>> Start Data entries

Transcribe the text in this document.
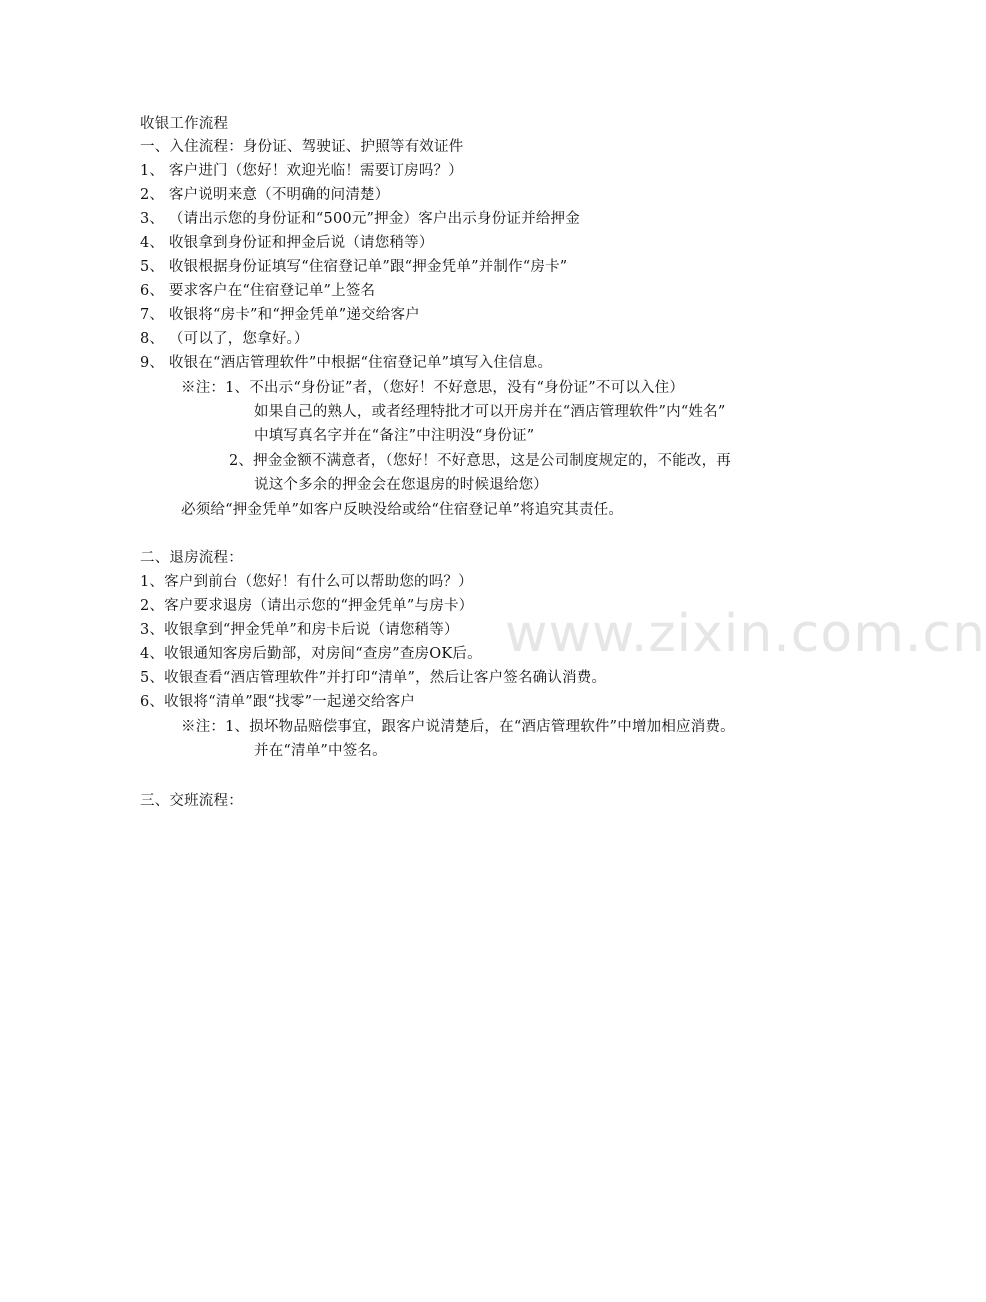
www.zixin.com.cn
收银工作流程
一、入住流程：身份证、驾驶证、护照等有效证件
1、 客户进门（您好！欢迎光临！需要订房吗？）
2、 客户说明来意（不明确的问清楚）
3、 （请出示您的身份证和“500元”押金）客户出示身份证并给押金
4、 收银拿到身份证和押金后说（请您稍等）
5、 收银根据身份证填写“住宿登记单”跟“押金凭单”并制作“房卡”
6、 要求客户在“住宿登记单”上签名
7、 收银将“房卡”和“押金凭单”递交给客户
8、 （可以了，您拿好。）
9、 收银在“酒店管理软件”中根据“住宿登记单”填写入住信息。
※注：1、不出示“身份证”者，（您好！不好意思，没有“身份证”不可以入住）
如果自己的熟人，或者经理特批才可以开房并在“酒店管理软件”内“姓名”
中填写真名字并在“备注”中注明没“身份证”
2、押金金额不满意者，（您好！不好意思，这是公司制度规定的，不能改，再
说这个多余的押金会在您退房的时候退给您）
必须给“押金凭单”如客户反映没给或给“住宿登记单”将追究其责任。
二、退房流程：
1、客户到前台（您好！有什么可以帮助您的吗？）
2、客户要求退房（请出示您的“押金凭单”与房卡）
3、收银拿到“押金凭单”和房卡后说（请您稍等）
4、收银通知客房后勤部，对房间“查房”查房OK后。
5、收银查看“酒店管理软件”并打印“清单”，然后让客户签名确认消费。
6、收银将“清单”跟“找零”一起递交给客户
※注：1、损坏物品赔偿事宜，跟客户说清楚后，在“酒店管理软件”中增加相应消费。
并在“清单”中签名。
三、交班流程：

>> End Data entries

Do not include images; quote all of the entries above exactly.

Transcribe the text in this document.
www.zixin.com.cn
收银工作流程
一、入住流程：身份证、驾驶证、护照等有效证件
1、 客户进门（您好！欢迎光临！需要订房吗？）
2、 客户说明来意（不明确的问清楚）
3、 （请出示您的身份证和“500元”押金）客户出示身份证并给押金
4、 收银拿到身份证和押金后说（请您稍等）
5、 收银根据身份证填写“住宿登记单”跟“押金凭单”并制作“房卡”
6、 要求客户在“住宿登记单”上签名
7、 收银将“房卡”和“押金凭单”递交给客户
8、 （可以了，您拿好。）
9、 收银在“酒店管理软件”中根据“住宿登记单”填写入住信息。
※注：1、不出示“身份证”者，（您好！不好意思，没有“身份证”不可以入住）
如果自己的熟人，或者经理特批才可以开房并在“酒店管理软件”内“姓名”
中填写真名字并在“备注”中注明没“身份证”
2、押金金额不满意者，（您好！不好意思，这是公司制度规定的，不能改，再
说这个多余的押金会在您退房的时候退给您）
必须给“押金凭单”如客户反映没给或给“住宿登记单”将追究其责任。
二、退房流程：
1、客户到前台（您好！有什么可以帮助您的吗？）
2、客户要求退房（请出示您的“押金凭单”与房卡）
3、收银拿到“押金凭单”和房卡后说（请您稍等）
4、收银通知客房后勤部，对房间“查房”查房OK后。
5、收银查看“酒店管理软件”并打印“清单”，然后让客户签名确认消费。
6、收银将“清单”跟“找零”一起递交给客户
※注：1、损坏物品赔偿事宜，跟客户说清楚后，在“酒店管理软件”中增加相应消费。
并在“清单”中签名。
三、交班流程：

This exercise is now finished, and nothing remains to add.